PROBLEM DETAILS: Return each line containing the string "Signing".

ROWS:
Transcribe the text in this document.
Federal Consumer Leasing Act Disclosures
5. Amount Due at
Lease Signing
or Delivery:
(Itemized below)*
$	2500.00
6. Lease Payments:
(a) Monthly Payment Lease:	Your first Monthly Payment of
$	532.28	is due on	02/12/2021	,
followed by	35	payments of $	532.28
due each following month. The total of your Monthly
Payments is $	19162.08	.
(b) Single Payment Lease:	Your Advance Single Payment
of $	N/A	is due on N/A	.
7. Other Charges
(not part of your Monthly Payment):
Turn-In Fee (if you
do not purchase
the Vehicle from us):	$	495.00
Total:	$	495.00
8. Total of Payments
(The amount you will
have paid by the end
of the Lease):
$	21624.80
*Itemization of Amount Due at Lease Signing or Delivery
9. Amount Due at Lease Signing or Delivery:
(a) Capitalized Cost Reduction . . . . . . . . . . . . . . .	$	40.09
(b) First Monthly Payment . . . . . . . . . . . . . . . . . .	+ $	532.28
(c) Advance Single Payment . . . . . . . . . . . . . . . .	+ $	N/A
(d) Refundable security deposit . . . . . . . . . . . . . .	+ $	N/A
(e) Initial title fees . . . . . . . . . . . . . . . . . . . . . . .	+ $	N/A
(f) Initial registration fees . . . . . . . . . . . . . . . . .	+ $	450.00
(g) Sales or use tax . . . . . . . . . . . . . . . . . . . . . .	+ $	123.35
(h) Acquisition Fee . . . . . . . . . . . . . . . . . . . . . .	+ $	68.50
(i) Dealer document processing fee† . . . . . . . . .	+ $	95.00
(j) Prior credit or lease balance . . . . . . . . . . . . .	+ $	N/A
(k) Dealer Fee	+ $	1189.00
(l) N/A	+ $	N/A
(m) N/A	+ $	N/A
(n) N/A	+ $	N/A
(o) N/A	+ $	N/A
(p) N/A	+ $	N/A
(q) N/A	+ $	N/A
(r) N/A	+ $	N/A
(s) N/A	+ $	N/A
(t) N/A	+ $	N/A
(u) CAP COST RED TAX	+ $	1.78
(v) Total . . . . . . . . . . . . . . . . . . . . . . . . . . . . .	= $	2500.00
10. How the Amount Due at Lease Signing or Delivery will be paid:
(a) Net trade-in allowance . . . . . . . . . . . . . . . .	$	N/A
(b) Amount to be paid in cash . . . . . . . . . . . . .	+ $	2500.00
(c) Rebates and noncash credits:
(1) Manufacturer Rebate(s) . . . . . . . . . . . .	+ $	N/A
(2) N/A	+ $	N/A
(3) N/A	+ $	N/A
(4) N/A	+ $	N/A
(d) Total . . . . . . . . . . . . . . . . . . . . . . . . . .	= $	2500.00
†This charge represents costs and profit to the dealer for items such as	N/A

SOLUTION:
Lease Signing
*Itemization of Amount Due at Lease Signing or Delivery
9. Amount Due at Lease Signing or Delivery:
10. How the Amount Due at Lease Signing or Delivery will be paid:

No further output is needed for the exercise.